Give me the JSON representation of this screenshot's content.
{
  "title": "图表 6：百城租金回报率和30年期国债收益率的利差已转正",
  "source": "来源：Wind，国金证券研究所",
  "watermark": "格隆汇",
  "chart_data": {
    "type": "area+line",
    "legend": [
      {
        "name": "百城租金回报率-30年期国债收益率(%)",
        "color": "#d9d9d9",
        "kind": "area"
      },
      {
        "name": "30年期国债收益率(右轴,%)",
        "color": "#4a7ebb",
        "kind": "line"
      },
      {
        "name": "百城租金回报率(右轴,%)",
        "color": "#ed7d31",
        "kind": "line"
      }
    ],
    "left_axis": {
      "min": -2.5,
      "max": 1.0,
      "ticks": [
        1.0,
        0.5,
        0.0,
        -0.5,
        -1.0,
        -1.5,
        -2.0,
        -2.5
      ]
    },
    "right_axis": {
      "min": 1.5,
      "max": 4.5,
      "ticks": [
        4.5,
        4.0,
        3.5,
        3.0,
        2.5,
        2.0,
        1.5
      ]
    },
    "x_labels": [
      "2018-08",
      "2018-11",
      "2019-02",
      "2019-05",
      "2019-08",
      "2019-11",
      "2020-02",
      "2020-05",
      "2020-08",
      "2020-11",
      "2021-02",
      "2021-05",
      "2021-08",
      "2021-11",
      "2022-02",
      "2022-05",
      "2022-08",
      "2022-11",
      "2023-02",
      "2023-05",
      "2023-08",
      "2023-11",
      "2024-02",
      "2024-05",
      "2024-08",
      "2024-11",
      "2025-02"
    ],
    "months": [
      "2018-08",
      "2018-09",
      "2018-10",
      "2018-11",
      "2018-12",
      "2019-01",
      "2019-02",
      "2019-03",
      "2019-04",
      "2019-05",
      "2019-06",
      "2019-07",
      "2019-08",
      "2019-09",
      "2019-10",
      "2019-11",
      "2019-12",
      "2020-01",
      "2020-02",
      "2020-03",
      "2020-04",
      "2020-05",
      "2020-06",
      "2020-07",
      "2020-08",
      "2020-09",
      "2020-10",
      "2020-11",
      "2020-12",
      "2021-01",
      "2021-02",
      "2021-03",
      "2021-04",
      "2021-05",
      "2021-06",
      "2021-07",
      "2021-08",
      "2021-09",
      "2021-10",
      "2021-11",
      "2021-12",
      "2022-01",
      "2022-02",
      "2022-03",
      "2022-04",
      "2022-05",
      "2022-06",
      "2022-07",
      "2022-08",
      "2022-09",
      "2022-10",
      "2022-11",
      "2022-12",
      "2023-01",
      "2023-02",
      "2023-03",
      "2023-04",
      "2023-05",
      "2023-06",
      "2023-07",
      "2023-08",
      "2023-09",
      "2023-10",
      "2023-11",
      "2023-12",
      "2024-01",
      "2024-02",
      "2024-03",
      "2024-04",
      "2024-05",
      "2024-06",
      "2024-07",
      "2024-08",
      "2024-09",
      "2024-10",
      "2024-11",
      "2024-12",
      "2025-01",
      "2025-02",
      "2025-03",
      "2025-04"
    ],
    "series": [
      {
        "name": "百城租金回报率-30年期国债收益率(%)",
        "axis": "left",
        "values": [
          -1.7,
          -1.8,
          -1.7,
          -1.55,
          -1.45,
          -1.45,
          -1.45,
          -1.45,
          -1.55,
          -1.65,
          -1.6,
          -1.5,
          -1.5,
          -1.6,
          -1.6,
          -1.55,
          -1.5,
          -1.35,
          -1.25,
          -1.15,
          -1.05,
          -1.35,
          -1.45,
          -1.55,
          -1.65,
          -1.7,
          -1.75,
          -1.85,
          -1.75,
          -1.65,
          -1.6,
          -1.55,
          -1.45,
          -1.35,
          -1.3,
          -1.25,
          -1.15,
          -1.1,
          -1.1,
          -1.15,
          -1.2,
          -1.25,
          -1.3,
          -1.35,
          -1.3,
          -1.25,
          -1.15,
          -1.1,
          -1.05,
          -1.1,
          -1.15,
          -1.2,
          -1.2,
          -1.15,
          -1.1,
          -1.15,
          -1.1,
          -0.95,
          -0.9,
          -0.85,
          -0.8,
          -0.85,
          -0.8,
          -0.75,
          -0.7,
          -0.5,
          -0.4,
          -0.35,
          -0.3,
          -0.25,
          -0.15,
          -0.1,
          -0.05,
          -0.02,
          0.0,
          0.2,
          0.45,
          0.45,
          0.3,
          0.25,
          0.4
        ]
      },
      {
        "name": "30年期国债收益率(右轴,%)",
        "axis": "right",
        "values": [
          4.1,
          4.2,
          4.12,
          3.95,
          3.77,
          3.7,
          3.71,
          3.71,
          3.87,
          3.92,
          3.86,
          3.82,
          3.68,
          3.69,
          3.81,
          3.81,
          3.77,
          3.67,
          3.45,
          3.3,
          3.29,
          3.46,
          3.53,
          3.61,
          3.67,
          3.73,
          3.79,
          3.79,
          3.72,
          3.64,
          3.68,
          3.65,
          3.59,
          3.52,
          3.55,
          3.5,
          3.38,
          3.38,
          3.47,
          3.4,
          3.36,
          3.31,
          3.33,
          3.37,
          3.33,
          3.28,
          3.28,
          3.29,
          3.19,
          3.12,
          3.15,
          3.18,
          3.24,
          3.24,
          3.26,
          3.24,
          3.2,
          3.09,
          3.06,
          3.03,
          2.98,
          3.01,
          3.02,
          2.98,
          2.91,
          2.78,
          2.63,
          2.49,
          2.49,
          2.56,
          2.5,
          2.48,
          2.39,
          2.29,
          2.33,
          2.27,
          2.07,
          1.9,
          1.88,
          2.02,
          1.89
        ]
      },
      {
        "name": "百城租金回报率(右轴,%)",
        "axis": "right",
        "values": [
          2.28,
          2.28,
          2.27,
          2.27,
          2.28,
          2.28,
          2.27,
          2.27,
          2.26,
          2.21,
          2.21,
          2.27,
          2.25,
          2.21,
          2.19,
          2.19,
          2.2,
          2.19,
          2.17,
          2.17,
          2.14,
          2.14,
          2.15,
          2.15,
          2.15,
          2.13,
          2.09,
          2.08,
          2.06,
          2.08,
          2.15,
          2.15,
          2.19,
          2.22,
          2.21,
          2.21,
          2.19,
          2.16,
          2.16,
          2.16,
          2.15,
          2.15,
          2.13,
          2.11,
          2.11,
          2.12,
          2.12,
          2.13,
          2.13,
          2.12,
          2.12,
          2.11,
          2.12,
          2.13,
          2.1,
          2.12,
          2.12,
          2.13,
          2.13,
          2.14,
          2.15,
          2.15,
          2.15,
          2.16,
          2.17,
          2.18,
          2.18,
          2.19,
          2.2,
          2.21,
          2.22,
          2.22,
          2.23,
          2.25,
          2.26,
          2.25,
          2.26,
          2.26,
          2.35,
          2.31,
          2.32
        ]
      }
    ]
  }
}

= = =

» **WHAT TO PRODUCE**: Write out the full set of records exactly as given.

» **TASK SOLUTION**:
Give me the JSON representation of this screenshot's content.
{
  "title": "图表 6：百城租金回报率和30年期国债收益率的利差已转正",
  "source": "来源：Wind，国金证券研究所",
  "watermark": "格隆汇",
  "chart_data": {
    "type": "area+line",
    "legend": [
      {
        "name": "百城租金回报率-30年期国债收益率(%)",
        "color": "#d9d9d9",
        "kind": "area"
      },
      {
        "name": "30年期国债收益率(右轴,%)",
        "color": "#4a7ebb",
        "kind": "line"
      },
      {
        "name": "百城租金回报率(右轴,%)",
        "color": "#ed7d31",
        "kind": "line"
      }
    ],
    "left_axis": {
      "min": -2.5,
      "max": 1.0,
      "ticks": [
        1.0,
        0.5,
        0.0,
        -0.5,
        -1.0,
        -1.5,
        -2.0,
        -2.5
      ]
    },
    "right_axis": {
      "min": 1.5,
      "max": 4.5,
      "ticks": [
        4.5,
        4.0,
        3.5,
        3.0,
        2.5,
        2.0,
        1.5
      ]
    },
    "x_labels": [
      "2018-08",
      "2018-11",
      "2019-02",
      "2019-05",
      "2019-08",
      "2019-11",
      "2020-02",
      "2020-05",
      "2020-08",
      "2020-11",
      "2021-02",
      "2021-05",
      "2021-08",
      "2021-11",
      "2022-02",
      "2022-05",
      "2022-08",
      "2022-11",
      "2023-02",
      "2023-05",
      "2023-08",
      "2023-11",
      "2024-02",
      "2024-05",
      "2024-08",
      "2024-11",
      "2025-02"
    ],
    "months": [
      "2018-08",
      "2018-09",
      "2018-10",
      "2018-11",
      "2018-12",
      "2019-01",
      "2019-02",
      "2019-03",
      "2019-04",
      "2019-05",
      "2019-06",
      "2019-07",
      "2019-08",
      "2019-09",
      "2019-10",
      "2019-11",
      "2019-12",
      "2020-01",
      "2020-02",
      "2020-03",
      "2020-04",
      "2020-05",
      "2020-06",
      "2020-07",
      "2020-08",
      "2020-09",
      "2020-10",
      "2020-11",
      "2020-12",
      "2021-01",
      "2021-02",
      "2021-03",
      "2021-04",
      "2021-05",
      "2021-06",
      "2021-07",
      "2021-08",
      "2021-09",
      "2021-10",
      "2021-11",
      "2021-12",
      "2022-01",
      "2022-02",
      "2022-03",
      "2022-04",
      "2022-05",
      "2022-06",
      "2022-07",
      "2022-08",
      "2022-09",
      "2022-10",
      "2022-11",
      "2022-12",
      "2023-01",
      "2023-02",
      "2023-03",
      "2023-04",
      "2023-05",
      "2023-06",
      "2023-07",
      "2023-08",
      "2023-09",
      "2023-10",
      "2023-11",
      "2023-12",
      "2024-01",
      "2024-02",
      "2024-03",
      "2024-04",
      "2024-05",
      "2024-06",
      "2024-07",
      "2024-08",
      "2024-09",
      "2024-10",
      "2024-11",
      "2024-12",
      "2025-01",
      "2025-02",
      "2025-03",
      "2025-04"
    ],
    "series": [
      {
        "name": "百城租金回报率-30年期国债收益率(%)",
        "axis": "left",
        "values": [
          -1.7,
          -1.8,
          -1.7,
          -1.55,
          -1.45,
          -1.45,
          -1.45,
          -1.45,
          -1.55,
          -1.65,
          -1.6,
          -1.5,
          -1.5,
          -1.6,
          -1.6,
          -1.55,
          -1.5,
          -1.35,
          -1.25,
          -1.15,
          -1.05,
          -1.35,
          -1.45,
          -1.55,
          -1.65,
          -1.7,
          -1.75,
          -1.85,
          -1.75,
          -1.65,
          -1.6,
          -1.55,
          -1.45,
          -1.35,
          -1.3,
          -1.25,
          -1.15,
          -1.1,
          -1.1,
          -1.15,
          -1.2,
          -1.25,
          -1.3,
          -1.35,
          -1.3,
          -1.25,
          -1.15,
          -1.1,
          -1.05,
          -1.1,
          -1.15,
          -1.2,
          -1.2,
          -1.15,
          -1.1,
          -1.15,
          -1.1,
          -0.95,
          -0.9,
          -0.85,
          -0.8,
          -0.85,
          -0.8,
          -0.75,
          -0.7,
          -0.5,
          -0.4,
          -0.35,
          -0.3,
          -0.25,
          -0.15,
          -0.1,
          -0.05,
          -0.02,
          0.0,
          0.2,
          0.45,
          0.45,
          0.3,
          0.25,
          0.4
        ]
      },
      {
        "name": "30年期国债收益率(右轴,%)",
        "axis": "right",
        "values": [
          4.1,
          4.2,
          4.12,
          3.95,
          3.77,
          3.7,
          3.71,
          3.71,
          3.87,
          3.92,
          3.86,
          3.82,
          3.68,
          3.69,
          3.81,
          3.81,
          3.77,
          3.67,
          3.45,
          3.3,
          3.29,
          3.46,
          3.53,
          3.61,
          3.67,
          3.73,
          3.79,
          3.79,
          3.72,
          3.64,
          3.68,
          3.65,
          3.59,
          3.52,
          3.55,
          3.5,
          3.38,
          3.38,
          3.47,
          3.4,
          3.36,
          3.31,
          3.33,
          3.37,
          3.33,
          3.28,
          3.28,
          3.29,
          3.19,
          3.12,
          3.15,
          3.18,
          3.24,
          3.24,
          3.26,
          3.24,
          3.2,
          3.09,
          3.06,
          3.03,
          2.98,
          3.01,
          3.02,
          2.98,
          2.91,
          2.78,
          2.63,
          2.49,
          2.49,
          2.56,
          2.5,
          2.48,
          2.39,
          2.29,
          2.33,
          2.27,
          2.07,
          1.9,
          1.88,
          2.02,
          1.89
        ]
      },
      {
        "name": "百城租金回报率(右轴,%)",
        "axis": "right",
        "values": [
          2.28,
          2.28,
          2.27,
          2.27,
          2.28,
          2.28,
          2.27,
          2.27,
          2.26,
          2.21,
          2.21,
          2.27,
          2.25,
          2.21,
          2.19,
          2.19,
          2.2,
          2.19,
          2.17,
          2.17,
          2.14,
          2.14,
          2.15,
          2.15,
          2.15,
          2.13,
          2.09,
          2.08,
          2.06,
          2.08,
          2.15,
          2.15,
          2.19,
          2.22,
          2.21,
          2.21,
          2.19,
          2.16,
          2.16,
          2.16,
          2.15,
          2.15,
          2.13,
          2.11,
          2.11,
          2.12,
          2.12,
          2.13,
          2.13,
          2.12,
          2.12,
          2.11,
          2.12,
          2.13,
          2.1,
          2.12,
          2.12,
          2.13,
          2.13,
          2.14,
          2.15,
          2.15,
          2.15,
          2.16,
          2.17,
          2.18,
          2.18,
          2.19,
          2.2,
          2.21,
          2.22,
          2.22,
          2.23,
          2.25,
          2.26,
          2.25,
          2.26,
          2.26,
          2.35,
          2.31,
          2.32
        ]
      }
    ]
  }
}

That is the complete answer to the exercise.